**Written problem**
Please report every line from the material that contains the word "сельскохозяйственных".

(Dataset records)
** BEGIN **
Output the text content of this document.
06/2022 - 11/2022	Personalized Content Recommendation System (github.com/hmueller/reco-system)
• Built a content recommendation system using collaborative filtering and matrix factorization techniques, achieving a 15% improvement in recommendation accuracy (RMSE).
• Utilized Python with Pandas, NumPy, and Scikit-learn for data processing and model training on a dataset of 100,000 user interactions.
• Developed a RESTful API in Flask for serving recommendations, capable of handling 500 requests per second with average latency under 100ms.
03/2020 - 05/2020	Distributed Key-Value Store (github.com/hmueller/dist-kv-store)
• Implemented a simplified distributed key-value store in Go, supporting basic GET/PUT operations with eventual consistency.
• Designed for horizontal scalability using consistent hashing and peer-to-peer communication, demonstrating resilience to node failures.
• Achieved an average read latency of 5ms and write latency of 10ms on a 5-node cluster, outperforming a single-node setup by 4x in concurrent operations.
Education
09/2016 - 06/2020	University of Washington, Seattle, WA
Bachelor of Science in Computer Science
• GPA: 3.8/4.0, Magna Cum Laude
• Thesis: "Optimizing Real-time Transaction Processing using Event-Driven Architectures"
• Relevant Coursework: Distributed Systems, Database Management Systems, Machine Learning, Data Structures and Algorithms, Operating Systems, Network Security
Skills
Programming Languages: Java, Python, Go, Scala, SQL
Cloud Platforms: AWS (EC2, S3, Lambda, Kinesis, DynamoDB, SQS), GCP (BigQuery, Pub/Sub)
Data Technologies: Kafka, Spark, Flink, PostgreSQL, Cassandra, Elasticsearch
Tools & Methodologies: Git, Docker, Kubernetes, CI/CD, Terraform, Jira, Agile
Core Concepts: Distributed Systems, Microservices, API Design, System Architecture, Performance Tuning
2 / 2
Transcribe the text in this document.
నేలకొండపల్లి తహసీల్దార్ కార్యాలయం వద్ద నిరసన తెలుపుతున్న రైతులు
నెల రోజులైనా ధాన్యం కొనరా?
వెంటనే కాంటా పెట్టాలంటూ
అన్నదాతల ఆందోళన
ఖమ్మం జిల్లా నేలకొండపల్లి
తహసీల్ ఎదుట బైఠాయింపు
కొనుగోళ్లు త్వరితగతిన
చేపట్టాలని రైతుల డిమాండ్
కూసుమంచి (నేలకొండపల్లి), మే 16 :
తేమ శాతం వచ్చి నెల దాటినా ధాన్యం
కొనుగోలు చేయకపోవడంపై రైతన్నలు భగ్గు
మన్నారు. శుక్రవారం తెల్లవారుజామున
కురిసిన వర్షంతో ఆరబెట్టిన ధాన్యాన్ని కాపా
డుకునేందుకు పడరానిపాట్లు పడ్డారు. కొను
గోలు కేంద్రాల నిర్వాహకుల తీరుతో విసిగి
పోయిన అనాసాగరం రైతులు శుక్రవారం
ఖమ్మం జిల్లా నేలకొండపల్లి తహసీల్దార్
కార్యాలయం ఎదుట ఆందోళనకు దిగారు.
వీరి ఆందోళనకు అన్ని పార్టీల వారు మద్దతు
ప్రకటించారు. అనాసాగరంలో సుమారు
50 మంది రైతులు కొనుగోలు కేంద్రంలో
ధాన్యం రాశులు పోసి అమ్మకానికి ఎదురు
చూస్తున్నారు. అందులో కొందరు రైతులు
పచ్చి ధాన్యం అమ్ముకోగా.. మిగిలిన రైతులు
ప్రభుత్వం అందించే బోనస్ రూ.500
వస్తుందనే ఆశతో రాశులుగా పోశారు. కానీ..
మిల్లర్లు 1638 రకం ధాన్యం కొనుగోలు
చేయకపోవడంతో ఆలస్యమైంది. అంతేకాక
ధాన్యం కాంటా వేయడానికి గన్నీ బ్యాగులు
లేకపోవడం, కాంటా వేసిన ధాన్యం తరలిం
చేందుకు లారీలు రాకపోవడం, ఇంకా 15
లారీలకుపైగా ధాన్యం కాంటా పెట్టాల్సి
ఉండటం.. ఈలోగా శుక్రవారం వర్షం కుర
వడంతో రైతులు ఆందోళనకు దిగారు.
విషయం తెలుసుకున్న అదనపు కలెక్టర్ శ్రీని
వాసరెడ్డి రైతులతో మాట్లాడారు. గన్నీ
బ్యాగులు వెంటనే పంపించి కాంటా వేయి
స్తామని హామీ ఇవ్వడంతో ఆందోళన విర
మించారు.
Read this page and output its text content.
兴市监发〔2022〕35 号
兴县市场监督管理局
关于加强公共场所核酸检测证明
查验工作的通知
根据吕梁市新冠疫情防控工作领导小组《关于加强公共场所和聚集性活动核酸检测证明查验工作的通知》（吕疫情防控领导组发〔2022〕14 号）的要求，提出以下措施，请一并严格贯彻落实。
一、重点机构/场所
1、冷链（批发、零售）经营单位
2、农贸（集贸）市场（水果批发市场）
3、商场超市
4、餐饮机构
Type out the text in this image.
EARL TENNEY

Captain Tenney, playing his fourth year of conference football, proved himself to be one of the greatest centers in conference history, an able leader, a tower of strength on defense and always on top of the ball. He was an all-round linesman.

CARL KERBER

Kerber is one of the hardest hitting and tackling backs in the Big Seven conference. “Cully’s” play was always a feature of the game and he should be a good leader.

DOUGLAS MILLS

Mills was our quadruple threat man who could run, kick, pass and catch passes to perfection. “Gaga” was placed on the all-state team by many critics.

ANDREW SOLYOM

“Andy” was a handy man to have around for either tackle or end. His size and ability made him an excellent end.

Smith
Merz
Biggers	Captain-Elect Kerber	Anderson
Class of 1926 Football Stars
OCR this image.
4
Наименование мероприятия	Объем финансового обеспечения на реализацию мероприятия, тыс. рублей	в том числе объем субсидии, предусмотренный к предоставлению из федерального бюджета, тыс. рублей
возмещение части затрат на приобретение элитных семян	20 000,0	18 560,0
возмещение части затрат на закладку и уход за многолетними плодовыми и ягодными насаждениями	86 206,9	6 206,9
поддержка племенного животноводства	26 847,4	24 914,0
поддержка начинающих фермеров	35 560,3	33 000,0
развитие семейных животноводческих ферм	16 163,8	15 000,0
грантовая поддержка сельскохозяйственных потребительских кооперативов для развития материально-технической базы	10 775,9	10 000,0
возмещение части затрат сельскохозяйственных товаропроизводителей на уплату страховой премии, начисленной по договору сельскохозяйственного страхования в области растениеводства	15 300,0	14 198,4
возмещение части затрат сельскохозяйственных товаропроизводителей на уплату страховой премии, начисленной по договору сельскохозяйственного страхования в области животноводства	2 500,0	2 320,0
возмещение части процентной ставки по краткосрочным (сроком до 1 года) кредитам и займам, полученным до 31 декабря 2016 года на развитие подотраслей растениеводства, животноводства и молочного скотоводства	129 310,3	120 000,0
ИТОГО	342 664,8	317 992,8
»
** END **
**Exercise output**
грантовая поддержка сельскохозяйственных потребительских кооперативов для развития материально-технической базы	10 775,9	10 000,0
возмещение части затрат сельскохозяйственных товаропроизводителей на уплату страховой премии, начисленной по договору сельскохозяйственного страхования в области растениеводства	15 300,0	14 198,4
возмещение части затрат сельскохозяйственных товаропроизводителей на уплату страховой премии, начисленной по договору сельскохозяйственного страхования в области животноводства	2 500,0	2 320,0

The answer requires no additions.